Start SUPPLIED MATERIAL
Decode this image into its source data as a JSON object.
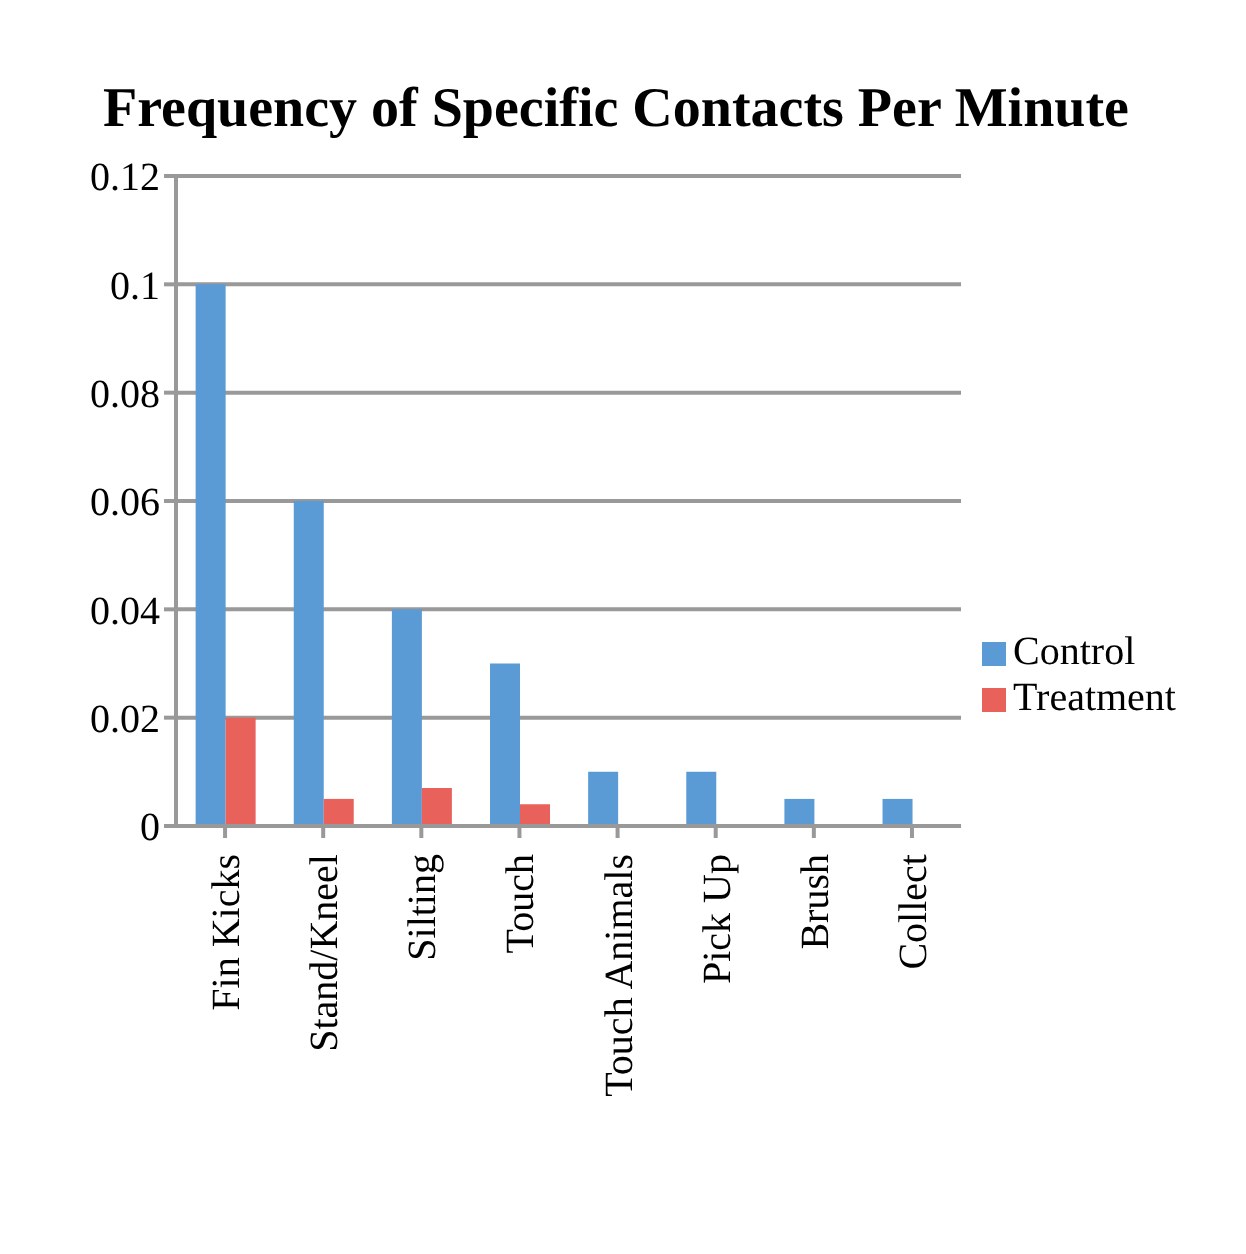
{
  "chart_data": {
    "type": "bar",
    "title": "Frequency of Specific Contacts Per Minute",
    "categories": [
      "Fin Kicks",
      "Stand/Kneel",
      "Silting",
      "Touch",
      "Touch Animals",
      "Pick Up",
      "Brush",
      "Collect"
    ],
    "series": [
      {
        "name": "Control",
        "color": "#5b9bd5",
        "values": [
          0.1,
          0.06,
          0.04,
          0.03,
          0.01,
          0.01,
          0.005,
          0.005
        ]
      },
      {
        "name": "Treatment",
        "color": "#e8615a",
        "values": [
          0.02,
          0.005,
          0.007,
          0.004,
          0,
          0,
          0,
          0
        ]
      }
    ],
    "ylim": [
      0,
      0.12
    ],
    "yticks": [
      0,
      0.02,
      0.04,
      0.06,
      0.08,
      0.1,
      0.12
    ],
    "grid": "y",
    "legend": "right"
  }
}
End SUPPLIED MATERIAL
• TASK DESCRIPTION: Transcribe all the data word for word; the images stay out.

• FINISHED EXERCISE:
Decode this image into its source data as a JSON object.
{
  "chart_data": {
    "type": "bar",
    "title": "Frequency of Specific Contacts Per Minute",
    "categories": [
      "Fin Kicks",
      "Stand/Kneel",
      "Silting",
      "Touch",
      "Touch Animals",
      "Pick Up",
      "Brush",
      "Collect"
    ],
    "series": [
      {
        "name": "Control",
        "color": "#5b9bd5",
        "values": [
          0.1,
          0.06,
          0.04,
          0.03,
          0.01,
          0.01,
          0.005,
          0.005
        ]
      },
      {
        "name": "Treatment",
        "color": "#e8615a",
        "values": [
          0.02,
          0.005,
          0.007,
          0.004,
          0,
          0,
          0,
          0
        ]
      }
    ],
    "ylim": [
      0,
      0.12
    ],
    "yticks": [
      0,
      0.02,
      0.04,
      0.06,
      0.08,
      0.1,
      0.12
    ],
    "grid": "y",
    "legend": "right"
  }
}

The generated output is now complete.